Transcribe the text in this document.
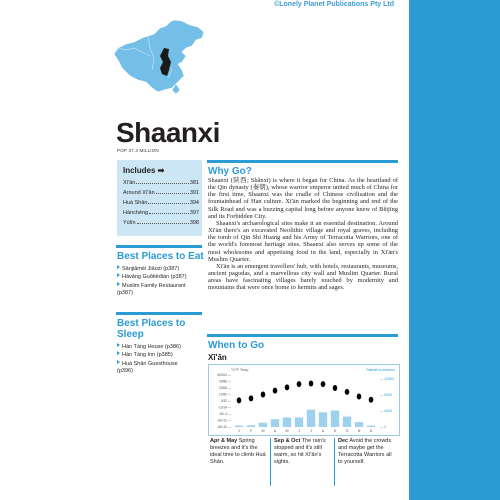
©Lonely Planet Publications Pty Ltd
Shaanxi
POP 37.4 MILLION
Includes ➡
Xī'ān	381
Around Xī'ān	391
Huá Shān	394
Hánchéng	397
Yúlín	398
Best Places to Eat
Sānjiāmèi Jiǎozi (p387)
Hǎvǎng Guōtiēdiàn (p387)
Muslim Family Restaurant
(p387)
Best Places to
Sleep
Hàn Táng House (p386)
Hàn Táng Inn (p385)
Huá Shān Guesthouse
(p396)
Why Go?

Shaanxi (陕西; Shǎnxī) is where it began for China. As the heartland of the Qin dynasty (秦朝), whose warrior emperor united much of China for the first time, Shaanxi was the cradle of Chinese civilisation and the fountainhead of Han culture. Xī'ān marked the beginning and end of the Silk Road and was a buzzing capital long before anyone knew of Běijīng and its Forbidden City.

Shaanxi's archaeological sites make it an essential destination. Around Xī'ān there's an excavated Neolithic village and royal graves, including the tomb of Qin Shi Huang and his Army of Terracotta Warriors, one of the world's foremost heritage sites. Shaanxi also serves up some of the most wholesome and appetising food in the land, especially in Xī'ān's Muslim Quarter.

Xī'ān is an emergent travellers' hub, with hotels, restaurants, museums, ancient pagodas, and a marvellous city wall and Muslim Quarter. Rural areas have fascinating villages barely touched by modernity and mountains that were once home to hermits and sages.

When to Go
Xī'ān
°C/°F Temp	Rainfall inches/mm
40/104 —
30/86 —
20/68 —
10/50 —
0/32 —
-10/14 —
-20/-4 —
-30/-22 —
-40/-40 —
— 12/300
— 8/200
— 4/100
— 0
J	F	M	A	M	J	J	A	S	O	N	D
Apr & May Spring breezes and it's the ideal time to climb Huá Shān.
Sep & Oct The rain's stopped and it's still warm, so hit Xī'ān's sights.
Dec Avoid the crowds and maybe get the Terracotta Warriors all to yourself.
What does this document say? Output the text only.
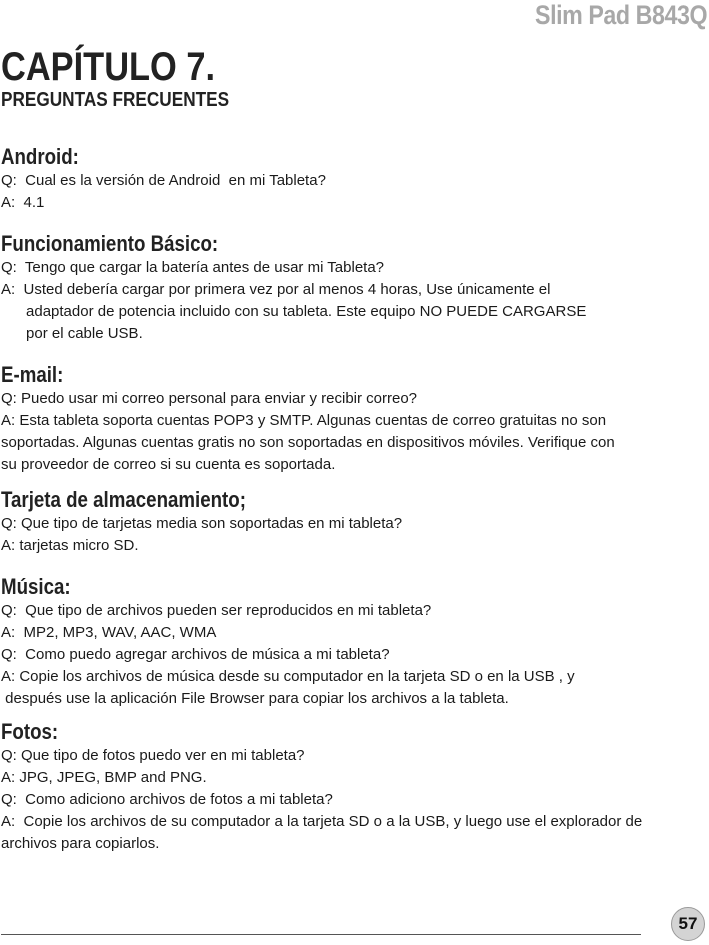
Slim Pad B843Q
CAPÍTULO 7.
PREGUNTAS FRECUENTES
Android:
Q:  Cual es la versión de Android  en mi Tableta?
A:  4.1
Funcionamiento Básico:
Q:  Tengo que cargar la batería antes de usar mi Tableta?
A:  Usted debería cargar por primera vez por al menos 4 horas, Use únicamente el
adaptador de potencia incluido con su tableta. Este equipo NO PUEDE CARGARSE
por el cable USB.
E-mail:
Q: Puedo usar mi correo personal para enviar y recibir correo?
A: Esta tableta soporta cuentas POP3 y SMTP. Algunas cuentas de correo gratuitas no son
soportadas. Algunas cuentas gratis no son soportadas en dispositivos móviles. Verifique con
su proveedor de correo si su cuenta es soportada.
Tarjeta de almacenamiento;
Q: Que tipo de tarjetas media son soportadas en mi tableta?
A: tarjetas micro SD.
Música:
Q:  Que tipo de archivos pueden ser reproducidos en mi tableta?
A:  MP2, MP3, WAV, AAC, WMA
Q:  Como puedo agregar archivos de música a mi tableta?
A: Copie los archivos de música desde su computador en la tarjeta SD o en la USB , y
después use la aplicación File Browser para copiar los archivos a la tableta.
Fotos:
Q: Que tipo de fotos puedo ver en mi tableta?
A: JPG, JPEG, BMP and PNG.
Q:  Como adiciono archivos de fotos a mi tableta?
A:  Copie los archivos de su computador a la tarjeta SD o a la USB, y luego use el explorador de
archivos para copiarlos.
57
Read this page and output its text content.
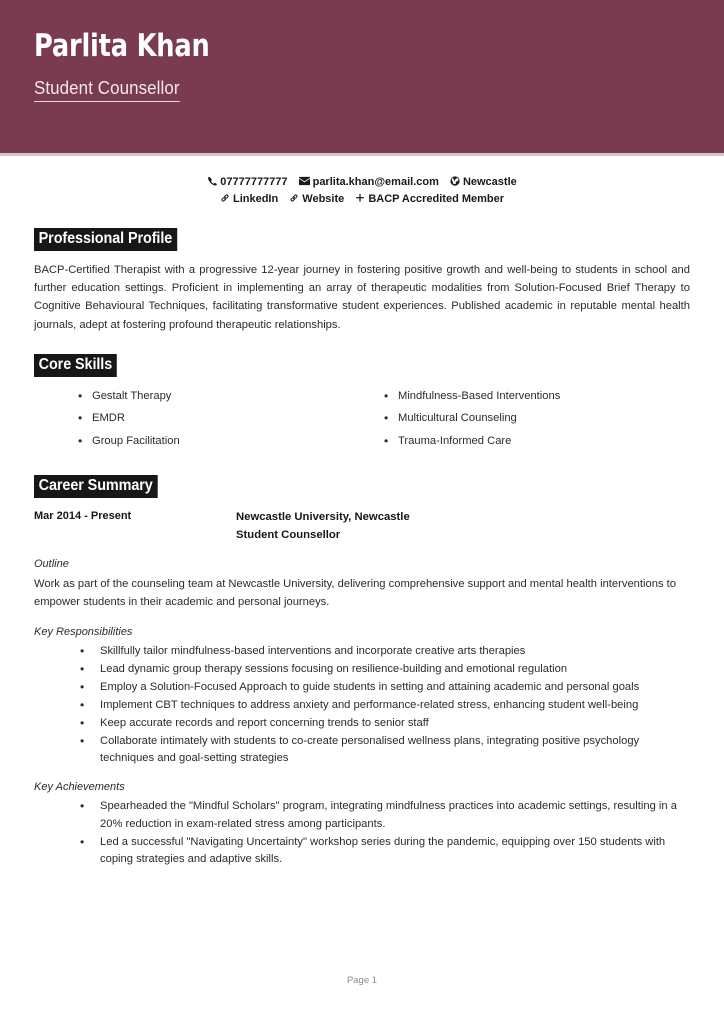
Parlita Khan
Student Counsellor
07777777777 parlita.khan@email.com Newcastle
LinkedIn Website BACP Accredited Member
Professional Profile

BACP-Certified Therapist with a progressive 12-year journey in fostering positive growth and well-being to students in school and further education settings. Proficient in implementing an array of therapeutic modalities from Solution-Focused Brief Therapy to Cognitive Behavioural Techniques, facilitating transformative student experiences. Published academic in reputable mental health journals, adept at fostering profound therapeutic relationships.

Core Skills
• Gestalt Therapy
• EMDR
• Group Facilitation
• Mindfulness-Based Interventions
• Multicultural Counseling
• Trauma-Informed Care
Career Summary
Mar 2014 - Present	Newcastle University, Newcastle
Student Counsellor
Outline

Work as part of the counseling team at Newcastle University, delivering comprehensive support and mental health interventions to empower students in their academic and personal journeys.

Key Responsibilities
• Skillfully tailor mindfulness-based interventions and incorporate creative arts therapies
• Lead dynamic group therapy sessions focusing on resilience-building and emotional regulation
• Employ a Solution-Focused Approach to guide students in setting and attaining academic and personal goals
• Implement CBT techniques to address anxiety and performance-related stress, enhancing student well-being
• Keep accurate records and report concerning trends to senior staff
• Collaborate intimately with students to co-create personalised wellness plans, integrating positive psychology techniques and goal-setting strategies
Key Achievements
• Spearheaded the "Mindful Scholars" program, integrating mindfulness practices into academic settings, resulting in a 20% reduction in exam-related stress among participants.
• Led a successful "Navigating Uncertainty" workshop series during the pandemic, equipping over 150 students with coping strategies and adaptive skills.
Page 1
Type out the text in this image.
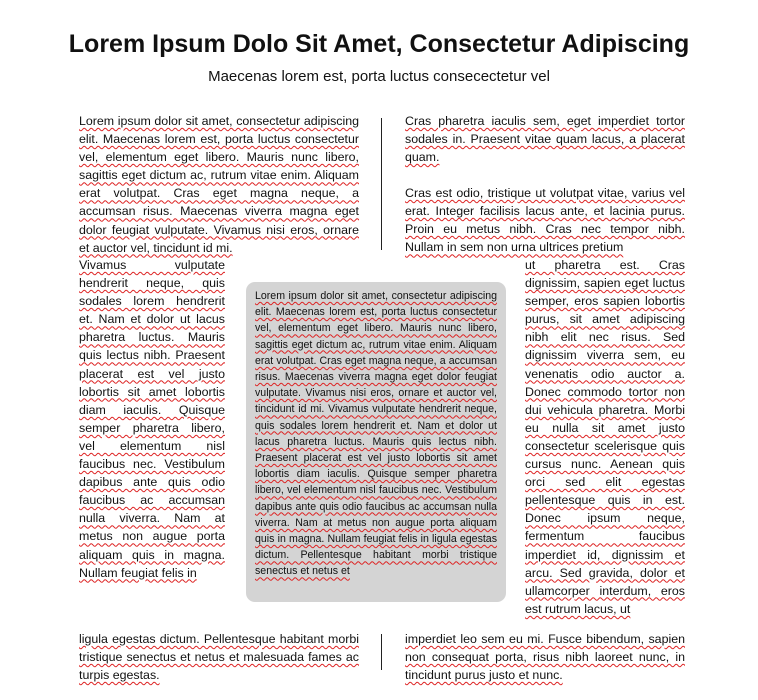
Lorem Ipsum Dolo Sit Amet, Consectetur Adipiscing
Maecenas lorem est, porta luctus consecectetur vel

Lorem ipsum dolor sit amet, consectetur adipiscing elit. Maecenas lorem est, porta luctus consectetur vel, elementum eget libero. Mauris nunc libero, sagittis eget dictum ac, rutrum vitae enim. Aliquam erat volutpat. Cras eget magna neque, a accumsan risus. Maecenas viverra magna eget dolor feugiat vulputate. Vivamus nisi eros, ornare et auctor vel, tincidunt id mi.

Vivamus vulputate hendrerit neque, quis sodales lorem hendrerit et. Nam et dolor ut lacus pharetra luctus. Mauris quis lectus nibh. Praesent placerat est vel justo lobortis sit amet lobortis diam iaculis. Quisque semper pharetra libero, vel elementum nisl faucibus nec. Vestibulum dapibus ante quis odio faucibus ac accumsan nulla viverra. Nam at metus non augue porta aliquam quis in magna. Nullam feugiat felis in

ligula egestas dictum. Pellentesque habitant morbi tristique senectus et netus et malesuada fames ac turpis egestas.

Cras pharetra iaculis sem, eget imperdiet tortor sodales in. Praesent vitae quam lacus, a placerat quam.

Cras est odio, tristique ut volutpat vitae, varius vel erat. Integer facilisis lacus ante, et lacinia purus. Proin eu metus nibh. Cras nec tempor nibh. Nullam in sem non urna ultrices pretium

ut pharetra est. Cras dignissim, sapien eget luctus semper, eros sapien lobortis purus, sit amet adipiscing nibh elit nec risus. Sed dignissim viverra sem, eu venenatis odio auctor a. Donec commodo tortor non dui vehicula pharetra. Morbi eu nulla sit amet justo consectetur scelerisque quis cursus nunc. Aenean quis orci sed elit egestas pellentesque quis in est. Donec ipsum neque, fermentum faucibus imperdiet id, dignissim et arcu. Sed gravida, dolor et ullamcorper interdum, eros est rutrum lacus, ut

imperdiet leo sem eu mi. Fusce bibendum, sapien non consequat porta, risus nibh laoreet nunc, in tincidunt purus justo et nunc.

Lorem ipsum dolor sit amet, consectetur adipiscing elit. Maecenas lorem est, porta luctus consectetur vel, elementum eget libero. Mauris nunc libero, sagittis eget dictum ac, rutrum vitae enim. Aliquam erat volutpat. Cras eget magna neque, a accumsan risus. Maecenas viverra magna eget dolor feugiat vulputate. Vivamus nisi eros, ornare et auctor vel, tincidunt id mi. Vivamus vulputate hendrerit neque, quis sodales lorem hendrerit et. Nam et dolor ut lacus pharetra luctus. Mauris quis lectus nibh. Praesent placerat est vel justo lobortis sit amet lobortis diam iaculis. Quisque semper pharetra libero, vel elementum nisl faucibus nec. Vestibulum dapibus ante quis odio faucibus ac accumsan nulla viverra. Nam at metus non augue porta aliquam quis in magna. Nullam feugiat felis in ligula egestas dictum. Pellentesque habitant morbi tristique senectus et netus et
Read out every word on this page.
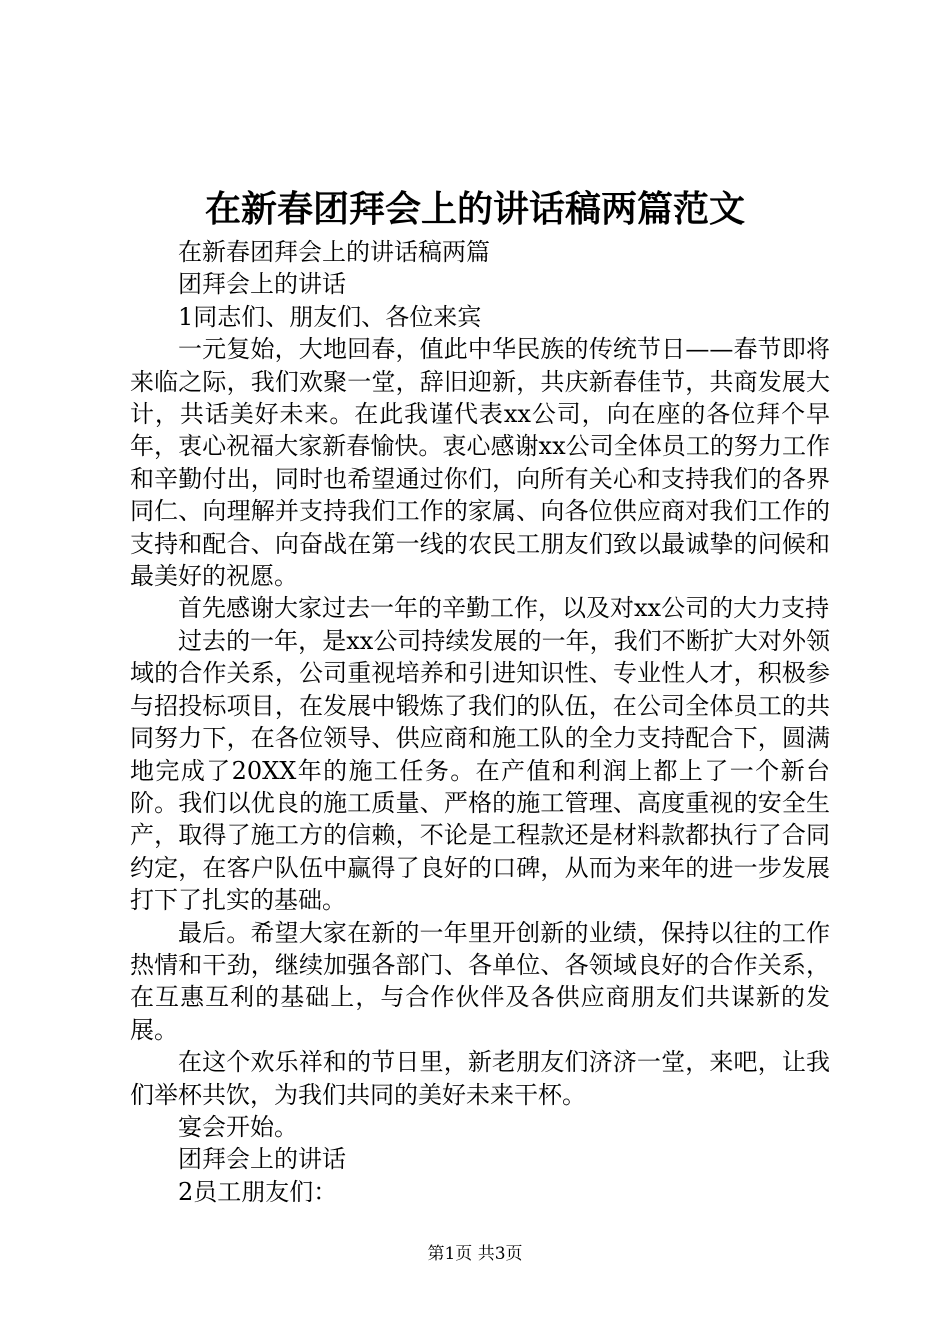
在新春团拜会上的讲话稿两篇范文

在新春团拜会上的讲话稿两篇

团拜会上的讲话

1同志们、朋友们、各位来宾

一元复始，大地回春，值此中华民族的传统节日——春节即将来临之际，我们欢聚一堂，辞旧迎新，共庆新春佳节，共商发展大计，共话美好未来。在此我谨代表xx公司，向在座的各位拜个早年，衷心祝福大家新春愉快。衷心感谢xx公司全体员工的努力工作和辛勤付出，同时也希望通过你们，向所有关心和支持我们的各界同仁、向理解并支持我们工作的家属、向各位供应商对我们工作的支持和配合、向奋战在第一线的农民工朋友们致以最诚挚的问候和最美好的祝愿。

首先感谢大家过去一年的辛勤工作，以及对xx公司的大力支持

过去的一年，是xx公司持续发展的一年，我们不断扩大对外领域的合作关系，公司重视培养和引进知识性、专业性人才，积极参与招投标项目，在发展中锻炼了我们的队伍，在公司全体员工的共同努力下，在各位领导、供应商和施工队的全力支持配合下，圆满地完成了20XX年的施工任务。在产值和利润上都上了一个新台阶。我们以优良的施工质量、严格的施工管理、高度重视的安全生产，取得了施工方的信赖，不论是工程款还是材料款都执行了合同约定，在客户队伍中赢得了良好的口碑，从而为来年的进一步发展打下了扎实的基础。

最后。希望大家在新的一年里开创新的业绩，保持以往的工作热情和干劲，继续加强各部门、各单位、各领域良好的合作关系，在互惠互利的基础上，与合作伙伴及各供应商朋友们共谋新的发展。

在这个欢乐祥和的节日里，新老朋友们济济一堂，来吧，让我们举杯共饮，为我们共同的美好未来干杯。

宴会开始。

团拜会上的讲话

2员工朋友们：

第1页 共3页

§ §

Set task: Copy out each line of the records that holds the string "settings".

The answer:
BACP-Certified Therapist with a progressive 12-year journey in fostering positive growth and well-being to students in school and further education settings. Proficient in implementing an array of therapeutic modalities from Solution-Focused Brief Therapy to Cognitive Behavioural Techniques, facilitating transformative student experiences. Published academic in reputable mental health journals, adept at fostering profound therapeutic relationships.
• Spearheaded the "Mindful Scholars" program, integrating mindfulness practices into academic settings, resulting in a 20% reduction in exam-related stress among participants.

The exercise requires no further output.